Excerpts from a figure dataset:
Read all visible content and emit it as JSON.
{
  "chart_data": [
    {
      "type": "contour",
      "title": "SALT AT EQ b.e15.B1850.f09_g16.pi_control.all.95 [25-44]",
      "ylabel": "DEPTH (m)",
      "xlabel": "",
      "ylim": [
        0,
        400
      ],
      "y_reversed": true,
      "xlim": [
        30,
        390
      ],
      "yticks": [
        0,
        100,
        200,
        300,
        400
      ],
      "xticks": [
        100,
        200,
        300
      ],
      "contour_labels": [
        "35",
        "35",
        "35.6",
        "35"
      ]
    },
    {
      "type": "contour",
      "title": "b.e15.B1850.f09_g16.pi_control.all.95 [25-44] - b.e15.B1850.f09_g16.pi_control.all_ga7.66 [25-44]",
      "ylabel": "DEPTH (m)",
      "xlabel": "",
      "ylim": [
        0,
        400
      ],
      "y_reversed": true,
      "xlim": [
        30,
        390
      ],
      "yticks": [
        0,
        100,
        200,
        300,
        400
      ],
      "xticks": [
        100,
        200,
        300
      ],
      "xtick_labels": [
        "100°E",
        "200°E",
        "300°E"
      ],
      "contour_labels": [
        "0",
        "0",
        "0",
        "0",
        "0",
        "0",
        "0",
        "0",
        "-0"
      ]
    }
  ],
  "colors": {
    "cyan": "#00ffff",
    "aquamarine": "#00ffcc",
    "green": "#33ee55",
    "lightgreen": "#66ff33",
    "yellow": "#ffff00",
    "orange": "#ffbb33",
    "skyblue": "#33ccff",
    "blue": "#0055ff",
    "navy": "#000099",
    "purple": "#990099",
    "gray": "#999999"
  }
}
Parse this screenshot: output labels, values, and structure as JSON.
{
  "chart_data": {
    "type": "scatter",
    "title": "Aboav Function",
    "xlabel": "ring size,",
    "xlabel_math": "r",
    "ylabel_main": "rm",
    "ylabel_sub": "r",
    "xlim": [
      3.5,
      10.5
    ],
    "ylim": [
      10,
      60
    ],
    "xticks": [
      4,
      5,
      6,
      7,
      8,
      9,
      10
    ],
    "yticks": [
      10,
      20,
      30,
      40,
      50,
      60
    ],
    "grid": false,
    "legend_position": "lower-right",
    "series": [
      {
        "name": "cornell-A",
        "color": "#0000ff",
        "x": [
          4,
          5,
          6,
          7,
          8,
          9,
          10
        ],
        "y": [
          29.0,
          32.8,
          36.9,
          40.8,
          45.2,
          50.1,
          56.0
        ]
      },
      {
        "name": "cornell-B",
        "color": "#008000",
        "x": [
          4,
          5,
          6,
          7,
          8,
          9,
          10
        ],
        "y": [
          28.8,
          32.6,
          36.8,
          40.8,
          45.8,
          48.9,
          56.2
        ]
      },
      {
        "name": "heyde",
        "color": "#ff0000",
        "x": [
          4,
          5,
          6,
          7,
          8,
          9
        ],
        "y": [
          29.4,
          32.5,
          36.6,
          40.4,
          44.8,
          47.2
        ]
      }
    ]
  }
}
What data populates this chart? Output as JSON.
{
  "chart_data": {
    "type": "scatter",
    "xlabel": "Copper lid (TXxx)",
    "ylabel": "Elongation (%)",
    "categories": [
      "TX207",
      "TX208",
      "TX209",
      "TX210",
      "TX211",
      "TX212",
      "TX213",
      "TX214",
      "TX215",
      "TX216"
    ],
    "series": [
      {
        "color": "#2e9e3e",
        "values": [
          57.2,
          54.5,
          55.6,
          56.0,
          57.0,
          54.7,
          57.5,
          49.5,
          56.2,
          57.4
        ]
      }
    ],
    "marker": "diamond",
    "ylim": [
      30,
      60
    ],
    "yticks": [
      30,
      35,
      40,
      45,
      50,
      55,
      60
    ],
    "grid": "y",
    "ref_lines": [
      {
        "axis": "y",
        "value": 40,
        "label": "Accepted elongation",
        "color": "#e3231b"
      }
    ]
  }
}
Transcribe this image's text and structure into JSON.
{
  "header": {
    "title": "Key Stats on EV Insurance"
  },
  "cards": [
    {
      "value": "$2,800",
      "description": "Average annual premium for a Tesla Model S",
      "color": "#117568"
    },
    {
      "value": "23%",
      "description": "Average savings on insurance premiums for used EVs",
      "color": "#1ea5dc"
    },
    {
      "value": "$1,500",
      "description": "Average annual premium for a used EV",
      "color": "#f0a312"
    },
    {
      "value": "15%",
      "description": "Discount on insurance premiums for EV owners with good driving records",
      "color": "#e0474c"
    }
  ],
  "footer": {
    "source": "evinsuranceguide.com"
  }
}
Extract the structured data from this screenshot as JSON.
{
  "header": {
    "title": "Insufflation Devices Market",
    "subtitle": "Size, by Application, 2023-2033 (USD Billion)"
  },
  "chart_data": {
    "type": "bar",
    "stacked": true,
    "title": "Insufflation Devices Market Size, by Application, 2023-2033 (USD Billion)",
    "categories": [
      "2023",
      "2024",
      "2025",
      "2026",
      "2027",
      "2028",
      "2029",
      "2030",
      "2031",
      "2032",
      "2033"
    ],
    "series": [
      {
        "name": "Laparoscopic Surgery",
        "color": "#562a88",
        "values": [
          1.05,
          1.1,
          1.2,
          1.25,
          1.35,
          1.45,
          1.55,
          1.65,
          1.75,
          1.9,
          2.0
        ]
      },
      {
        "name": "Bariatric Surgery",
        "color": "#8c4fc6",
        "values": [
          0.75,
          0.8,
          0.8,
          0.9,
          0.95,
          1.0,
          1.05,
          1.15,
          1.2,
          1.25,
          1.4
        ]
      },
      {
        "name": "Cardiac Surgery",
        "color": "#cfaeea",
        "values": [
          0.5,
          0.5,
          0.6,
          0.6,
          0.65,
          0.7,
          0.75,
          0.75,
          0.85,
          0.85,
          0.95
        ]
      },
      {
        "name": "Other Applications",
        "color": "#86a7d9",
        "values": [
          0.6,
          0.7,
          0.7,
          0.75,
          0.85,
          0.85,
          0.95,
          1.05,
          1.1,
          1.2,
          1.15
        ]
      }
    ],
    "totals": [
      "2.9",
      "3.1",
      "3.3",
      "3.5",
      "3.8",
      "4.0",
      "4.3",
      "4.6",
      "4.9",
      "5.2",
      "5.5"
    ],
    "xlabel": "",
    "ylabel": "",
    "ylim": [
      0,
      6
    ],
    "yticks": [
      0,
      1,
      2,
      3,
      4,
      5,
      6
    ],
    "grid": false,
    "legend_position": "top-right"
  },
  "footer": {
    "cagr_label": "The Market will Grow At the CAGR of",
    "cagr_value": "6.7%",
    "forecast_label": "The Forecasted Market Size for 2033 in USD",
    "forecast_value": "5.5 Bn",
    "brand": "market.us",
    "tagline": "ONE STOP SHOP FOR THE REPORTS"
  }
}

WHAT YOU WILL DO
Look through the material and copy each line that has "Insufflation".

WRITTEN ANSWER
    "title": "Insufflation Devices Market",
    "title": "Insufflation Devices Market Size, by Application, 2023-2033 (USD Billion)",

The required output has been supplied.